**Directions for this task:** Output the material below unchanged, apart from leaving out the pictures.

··· Task input

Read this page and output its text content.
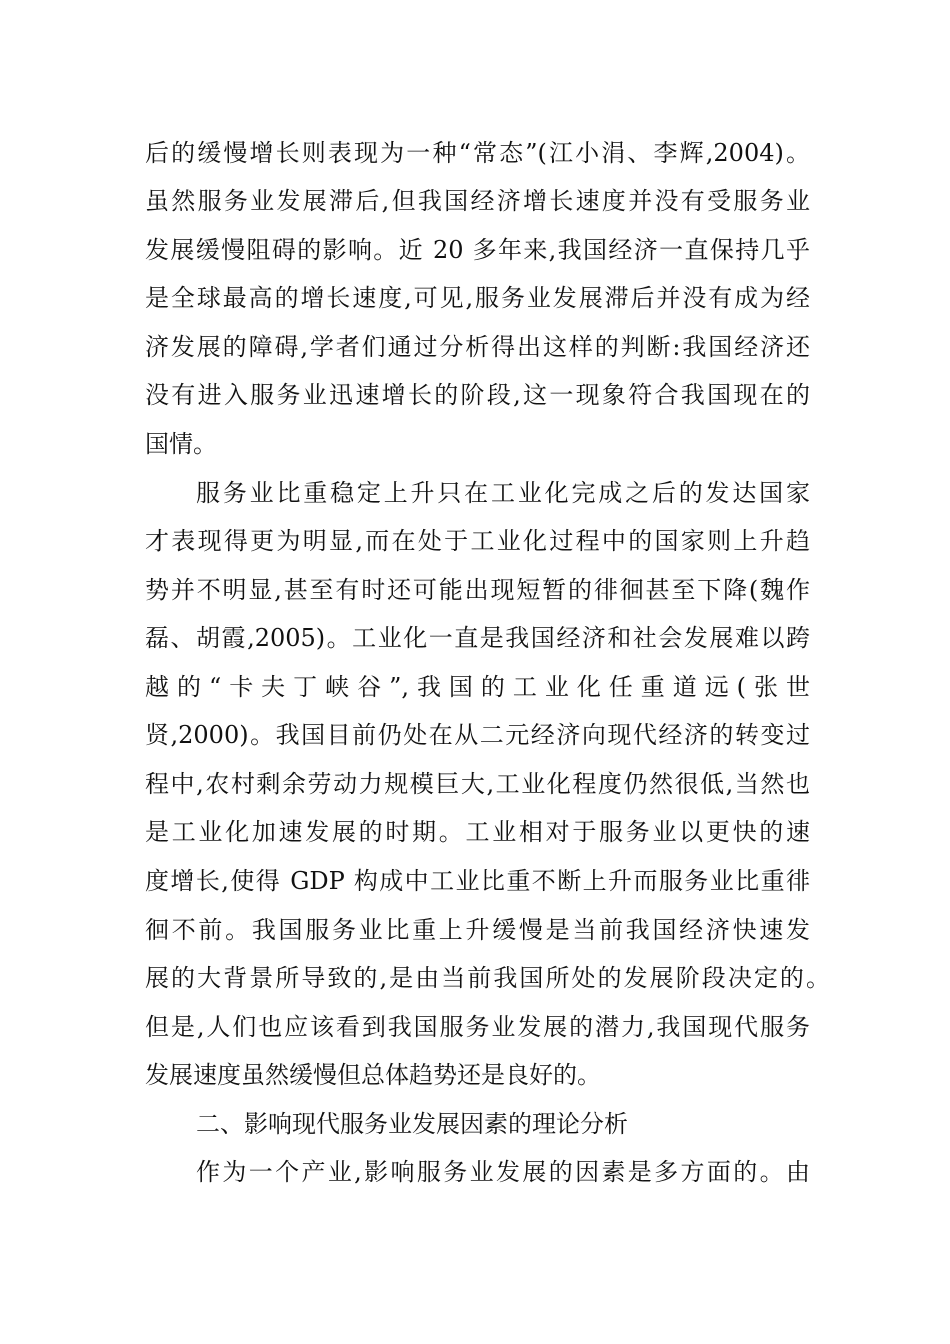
后的缓慢增长则表现为一种“常态”(江小涓、李辉,2004)。
虽然服务业发展滞后,但我国经济增长速度并没有受服务业
发展缓慢阻碍的影响。近 20 多年来,我国经济一直保持几乎
是全球最高的增长速度,可见,服务业发展滞后并没有成为经
济发展的障碍,学者们通过分析得出这样的判断:我国经济还
没有进入服务业迅速增长的阶段,这一现象符合我国现在的
国情。
服务业比重稳定上升只在工业化完成之后的发达国家
才表现得更为明显,而在处于工业化过程中的国家则上升趋
势并不明显,甚至有时还可能出现短暂的徘徊甚至下降(魏作
磊、胡霞,2005)。工业化一直是我国经济和社会发展难以跨
越的“卡夫丁峡谷”,我国的工业化任重道远(张世
贤,2000)。我国目前仍处在从二元经济向现代经济的转变过
程中,农村剩余劳动力规模巨大,工业化程度仍然很低,当然也
是工业化加速发展的时期。工业相对于服务业以更快的速
度增长,使得 GDP 构成中工业比重不断上升而服务业比重徘
徊不前。我国服务业比重上升缓慢是当前我国经济快速发
展的大背景所导致的,是由当前我国所处的发展阶段决定的。
但是,人们也应该看到我国服务业发展的潜力,我国现代服务
发展速度虽然缓慢但总体趋势还是良好的。
二、影响现代服务业发展因素的理论分析
作为一个产业,影响服务业发展的因素是多方面的。由
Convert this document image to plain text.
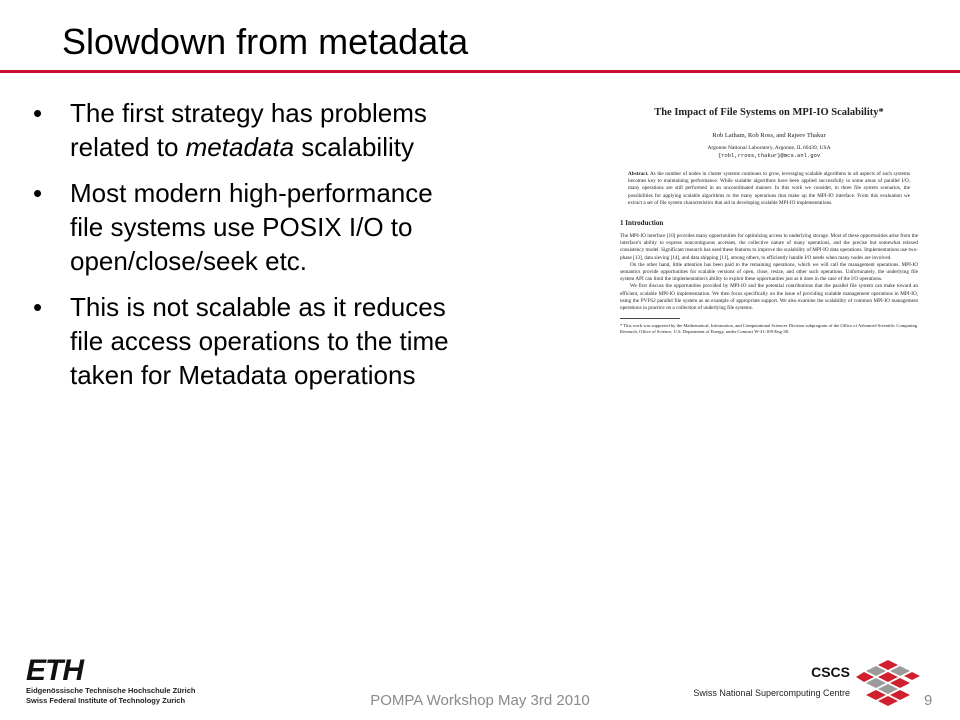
Slowdown from metadata
• The first strategy has problems related to metadata scalability
• Most modern high-performance file systems use POSIX I/O to open/close/seek etc.
• This is not scalable as it reduces file access operations to the time taken for Metadata operations
The Impact of File Systems on MPI-IO Scalability*
Rob Latham, Rob Ross, and Rajeev Thakur
Argonne National Laboratory, Argonne, IL 60439, USA
{robl,rross,thakur}@mcs.anl.gov
Abstract. As the number of nodes in cluster systems continues to grow, leveraging scalable algorithms in all aspects of such systems becomes key to maintaining performance. While scalable algorithms have been applied successfully in some areas of parallel I/O, many operations are still performed in an uncoordinated manner. In this work we consider, in three file system scenarios, the possibilities for applying scalable algorithms to the many operations that make up the MPI-IO interface. From this evaluation we extract a set of file system characteristics that aid in developing scalable MPI-IO implementations.
1 Introduction

The MPI-IO interface [10] provides many opportunities for optimizing access to underlying storage. Most of these opportunities arise from the interface's ability to express noncontiguous accesses, the collective nature of many operations, and the precise but somewhat relaxed consistency model. Significant research has used these features to improve the scalability of MPI-IO data operations. Implementations use two-phase [13], data sieving [14], and data shipping [11], among others, to efficiently handle I/O needs when many nodes are involved.

On the other hand, little attention has been paid to the remaining operations, which we will call the management operations. MPI-IO semantics provide opportunities for scalable versions of open, close, resize, and other such operations. Unfortunately, the underlying file system API can limit the implementation's ability to exploit these opportunities just as it does in the case of the I/O operations.

We first discuss the opportunities provided by MPI-IO and the potential contributions that the parallel file system can make toward an efficient, scalable MPI-IO implementation. We then focus specifically on the issue of providing scalable management operations in MPI-IO, using the PVFS2 parallel file system as an example of appropriate support. We also examine the scalability of common MPI-IO management operations in practice on a collection of underlying file systems.

* This work was supported by the Mathematical, Information, and Computational Sciences Division subprogram of the Office of Advanced Scientific Computing Research, Office of Science, U.S. Department of Energy, under Contract W-31-109-Eng-38.
ETH
Eidgenössische Technische Hochschule Zürich
Swiss Federal Institute of Technology Zurich	POMPA Workshop May 3rd 2010
CSCS
Swiss National Supercomputing Centre	9
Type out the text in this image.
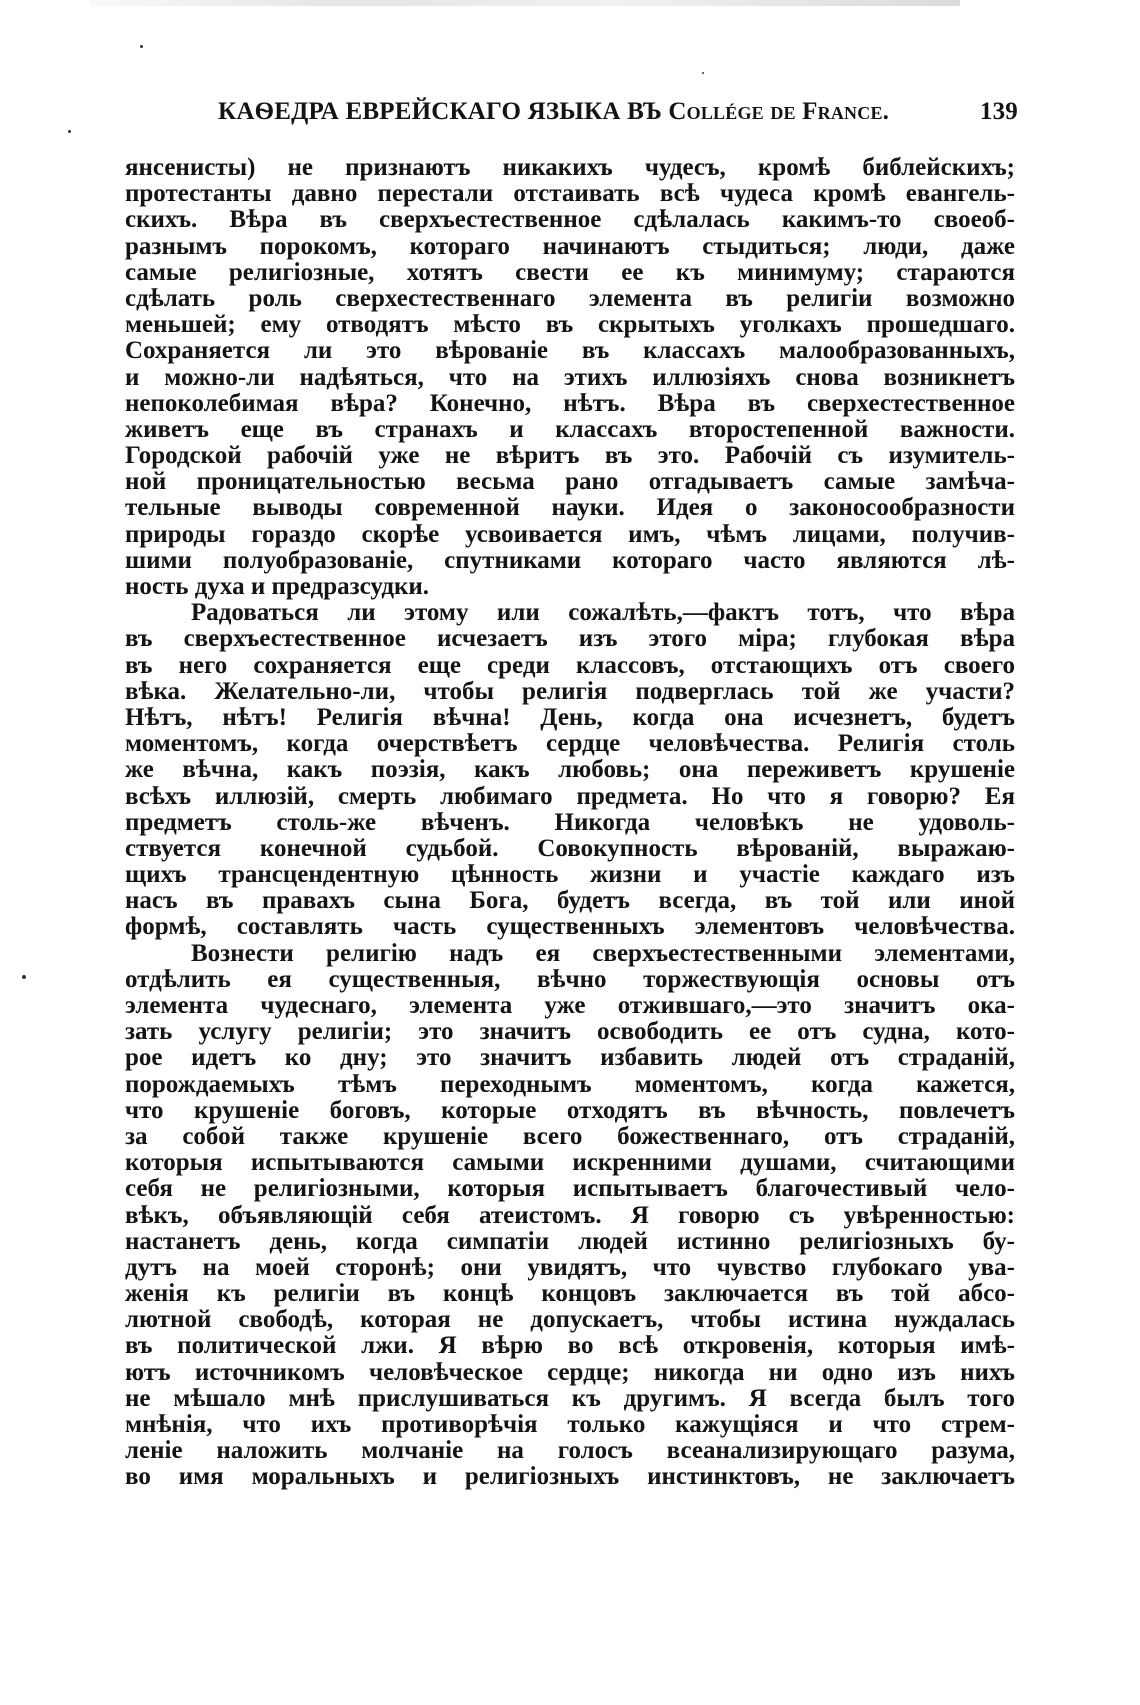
КАѲЕДРА ЕВРЕЙСКАГО ЯЗЫКА ВЪ Collége de France.	139
янсенисты) не признаютъ никакихъ чудесъ, кромѣ библейскихъ;
протестанты давно перестали отстаивать всѣ чудеса кромѣ евангель-
скихъ. Вѣра въ сверхъестественное сдѣлалась какимъ-то своеоб-
разнымъ порокомъ, котораго начинаютъ стыдиться; люди, даже
самые религіозные, хотятъ свести ее къ минимуму; стараются
сдѣлать роль сверхестественнаго элемента въ религіи возможно
меньшей; ему отводятъ мѣсто въ скрытыхъ уголкахъ прошедшаго.
Сохраняется ли это вѣрованіе въ классахъ малообразованныхъ,
и можно-ли надѣяться, что на этихъ иллюзіяхъ снова возникнетъ
непоколебимая вѣра? Конечно, нѣтъ. Вѣра въ сверхестественное
живетъ еще въ странахъ и классахъ второстепенной важности.
Городской рабочій уже не вѣритъ въ это. Рабочій съ изумитель-
ной проницательностью весьма рано отгадываетъ самые замѣча-
тельные выводы современной науки. Идея о законосообразности
природы гораздо скорѣе усвоивается имъ, чѣмъ лицами, получив-
шими полуобразованіе, спутниками котораго часто являются лѣ-
ность духа и предразсудки.
Радоваться ли этому или сожалѣть,—фактъ тотъ, что вѣра
въ сверхъестественное исчезаетъ изъ этого міра; глубокая вѣра
въ него сохраняется еще среди классовъ, отстающихъ отъ своего
вѣка. Желательно-ли, чтобы религія подверглась той же участи?
Нѣтъ, нѣтъ! Религія вѣчна! День, когда она исчезнетъ, будетъ
моментомъ, когда очерствѣетъ сердце человѣчества. Религія столь
же вѣчна, какъ поэзія, какъ любовь; она переживетъ крушеніе
всѣхъ иллюзій, смерть любимаго предмета. Но что я говорю? Ея
предметъ столь-же вѣченъ. Никогда человѣкъ не удоволь-
ствуется конечной судьбой. Совокупность вѣрованій, выражаю-
щихъ трансцендентную цѣнность жизни и участіе каждаго изъ
насъ въ правахъ сына Бога, будетъ всегда, въ той или иной
формѣ, составлять часть существенныхъ элементовъ человѣчества.
Вознести религію надъ ея сверхъестественными элементами,
отдѣлить ея существенныя, вѣчно торжествующія основы отъ
элемента чудеснаго, элемента уже отжившаго,—это значитъ ока-
зать услугу религіи; это значитъ освободить ее отъ судна, кото-
рое идетъ ко дну; это значитъ избавить людей отъ страданій,
порождаемыхъ тѣмъ переходнымъ моментомъ, когда кажется,
что крушеніе боговъ, которые отходятъ въ вѣчность, повлечетъ
за собой также крушеніе всего божественнаго, отъ страданій,
которыя испытываются самыми искренними душами, считающими
себя не религіозными, которыя испытываетъ благочестивый чело-
вѣкъ, объявляющій себя атеистомъ. Я говорю съ увѣренностью:
настанетъ день, когда симпатіи людей истинно религіозныхъ бу-
дутъ на моей сторонѣ; они увидятъ, что чувство глубокаго ува-
женія къ религіи въ концѣ концовъ заключается въ той абсо-
лютной свободѣ, которая не допускаетъ, чтобы истина нуждалась
въ политической лжи. Я вѣрю во всѣ откровенія, которыя имѣ-
ютъ источникомъ человѣческое сердце; никогда ни одно изъ нихъ
не мѣшало мнѣ прислушиваться къ другимъ. Я всегда былъ того
мнѣнія, что ихъ противорѣчія только кажущіяся и что стрем-
леніе наложить молчаніе на голосъ всеанализирующаго разума,
во имя моральныхъ и религіозныхъ инстинктовъ, не заключаетъ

······

**The response:**
Read this page and output its text content.
后的缓慢增长则表现为一种“常态”(江小涓、李辉,2004)。
虽然服务业发展滞后,但我国经济增长速度并没有受服务业
发展缓慢阻碍的影响。近 20 多年来,我国经济一直保持几乎
是全球最高的增长速度,可见,服务业发展滞后并没有成为经
济发展的障碍,学者们通过分析得出这样的判断:我国经济还
没有进入服务业迅速增长的阶段,这一现象符合我国现在的
国情。
服务业比重稳定上升只在工业化完成之后的发达国家
才表现得更为明显,而在处于工业化过程中的国家则上升趋
势并不明显,甚至有时还可能出现短暂的徘徊甚至下降(魏作
磊、胡霞,2005)。工业化一直是我国经济和社会发展难以跨
越的“卡夫丁峡谷”,我国的工业化任重道远(张世
贤,2000)。我国目前仍处在从二元经济向现代经济的转变过
程中,农村剩余劳动力规模巨大,工业化程度仍然很低,当然也
是工业化加速发展的时期。工业相对于服务业以更快的速
度增长,使得 GDP 构成中工业比重不断上升而服务业比重徘
徊不前。我国服务业比重上升缓慢是当前我国经济快速发
展的大背景所导致的,是由当前我国所处的发展阶段决定的。
但是,人们也应该看到我国服务业发展的潜力,我国现代服务
发展速度虽然缓慢但总体趋势还是良好的。
二、影响现代服务业发展因素的理论分析
作为一个产业,影响服务业发展的因素是多方面的。由
Convert this document image to plain text.
Slowdown from metadata
• The first strategy has problems related to metadata scalability
• Most modern high-performance file systems use POSIX I/O to open/close/seek etc.
• This is not scalable as it reduces file access operations to the time taken for Metadata operations
The Impact of File Systems on MPI-IO Scalability*
Rob Latham, Rob Ross, and Rajeev Thakur
Argonne National Laboratory, Argonne, IL 60439, USA
{robl,rross,thakur}@mcs.anl.gov
Abstract. As the number of nodes in cluster systems continues to grow, leveraging scalable algorithms in all aspects of such systems becomes key to maintaining performance. While scalable algorithms have been applied successfully in some areas of parallel I/O, many operations are still performed in an uncoordinated manner. In this work we consider, in three file system scenarios, the possibilities for applying scalable algorithms to the many operations that make up the MPI-IO interface. From this evaluation we extract a set of file system characteristics that aid in developing scalable MPI-IO implementations.
1 Introduction

The MPI-IO interface [10] provides many opportunities for optimizing access to underlying storage. Most of these opportunities arise from the interface's ability to express noncontiguous accesses, the collective nature of many operations, and the precise but somewhat relaxed consistency model. Significant research has used these features to improve the scalability of MPI-IO data operations. Implementations use two-phase [13], data sieving [14], and data shipping [11], among others, to efficiently handle I/O needs when many nodes are involved.

On the other hand, little attention has been paid to the remaining operations, which we will call the management operations. MPI-IO semantics provide opportunities for scalable versions of open, close, resize, and other such operations. Unfortunately, the underlying file system API can limit the implementation's ability to exploit these opportunities just as it does in the case of the I/O operations.

We first discuss the opportunities provided by MPI-IO and the potential contributions that the parallel file system can make toward an efficient, scalable MPI-IO implementation. We then focus specifically on the issue of providing scalable management operations in MPI-IO, using the PVFS2 parallel file system as an example of appropriate support. We also examine the scalability of common MPI-IO management operations in practice on a collection of underlying file systems.

* This work was supported by the Mathematical, Information, and Computational Sciences Division subprogram of the Office of Advanced Scientific Computing Research, Office of Science, U.S. Department of Energy, under Contract W-31-109-Eng-38.
ETH
Eidgenössische Technische Hochschule Zürich
Swiss Federal Institute of Technology Zurich	POMPA Workshop May 3rd 2010
CSCS
Swiss National Supercomputing Centre	9
Type out the text in this image.
КАѲЕДРА ЕВРЕЙСКАГО ЯЗЫКА ВЪ Collége de France.	139
янсенисты) не признаютъ никакихъ чудесъ, кромѣ библейскихъ;
протестанты давно перестали отстаивать всѣ чудеса кромѣ евангель-
скихъ. Вѣра въ сверхъестественное сдѣлалась какимъ-то своеоб-
разнымъ порокомъ, котораго начинаютъ стыдиться; люди, даже
самые религіозные, хотятъ свести ее къ минимуму; стараются
сдѣлать роль сверхестественнаго элемента въ религіи возможно
меньшей; ему отводятъ мѣсто въ скрытыхъ уголкахъ прошедшаго.
Сохраняется ли это вѣрованіе въ классахъ малообразованныхъ,
и можно-ли надѣяться, что на этихъ иллюзіяхъ снова возникнетъ
непоколебимая вѣра? Конечно, нѣтъ. Вѣра въ сверхестественное
живетъ еще въ странахъ и классахъ второстепенной важности.
Городской рабочій уже не вѣритъ въ это. Рабочій съ изумитель-
ной проницательностью весьма рано отгадываетъ самые замѣча-
тельные выводы современной науки. Идея о законосообразности
природы гораздо скорѣе усвоивается имъ, чѣмъ лицами, получив-
шими полуобразованіе, спутниками котораго часто являются лѣ-
ность духа и предразсудки.
Радоваться ли этому или сожалѣть,—фактъ тотъ, что вѣра
въ сверхъестественное исчезаетъ изъ этого міра; глубокая вѣра
въ него сохраняется еще среди классовъ, отстающихъ отъ своего
вѣка. Желательно-ли, чтобы религія подверглась той же участи?
Нѣтъ, нѣтъ! Религія вѣчна! День, когда она исчезнетъ, будетъ
моментомъ, когда очерствѣетъ сердце человѣчества. Религія столь
же вѣчна, какъ поэзія, какъ любовь; она переживетъ крушеніе
всѣхъ иллюзій, смерть любимаго предмета. Но что я говорю? Ея
предметъ столь-же вѣченъ. Никогда человѣкъ не удоволь-
ствуется конечной судьбой. Совокупность вѣрованій, выражаю-
щихъ трансцендентную цѣнность жизни и участіе каждаго изъ
насъ въ правахъ сына Бога, будетъ всегда, въ той или иной
формѣ, составлять часть существенныхъ элементовъ человѣчества.
Вознести религію надъ ея сверхъестественными элементами,
отдѣлить ея существенныя, вѣчно торжествующія основы отъ
элемента чудеснаго, элемента уже отжившаго,—это значитъ ока-
зать услугу религіи; это значитъ освободить ее отъ судна, кото-
рое идетъ ко дну; это значитъ избавить людей отъ страданій,
порождаемыхъ тѣмъ переходнымъ моментомъ, когда кажется,
что крушеніе боговъ, которые отходятъ въ вѣчность, повлечетъ
за собой также крушеніе всего божественнаго, отъ страданій,
которыя испытываются самыми искренними душами, считающими
себя не религіозными, которыя испытываетъ благочестивый чело-
вѣкъ, объявляющій себя атеистомъ. Я говорю съ увѣренностью:
настанетъ день, когда симпатіи людей истинно религіозныхъ бу-
дутъ на моей сторонѣ; они увидятъ, что чувство глубокаго ува-
женія къ религіи въ концѣ концовъ заключается въ той абсо-
лютной свободѣ, которая не допускаетъ, чтобы истина нуждалась
въ политической лжи. Я вѣрю во всѣ откровенія, которыя имѣ-
ютъ источникомъ человѣческое сердце; никогда ни одно изъ нихъ
не мѣшало мнѣ прислушиваться къ другимъ. Я всегда былъ того
мнѣнія, что ихъ противорѣчія только кажущіяся и что стрем-
леніе наложить молчаніе на голосъ всеанализирующаго разума,
во имя моральныхъ и религіозныхъ инстинктовъ, не заключаетъ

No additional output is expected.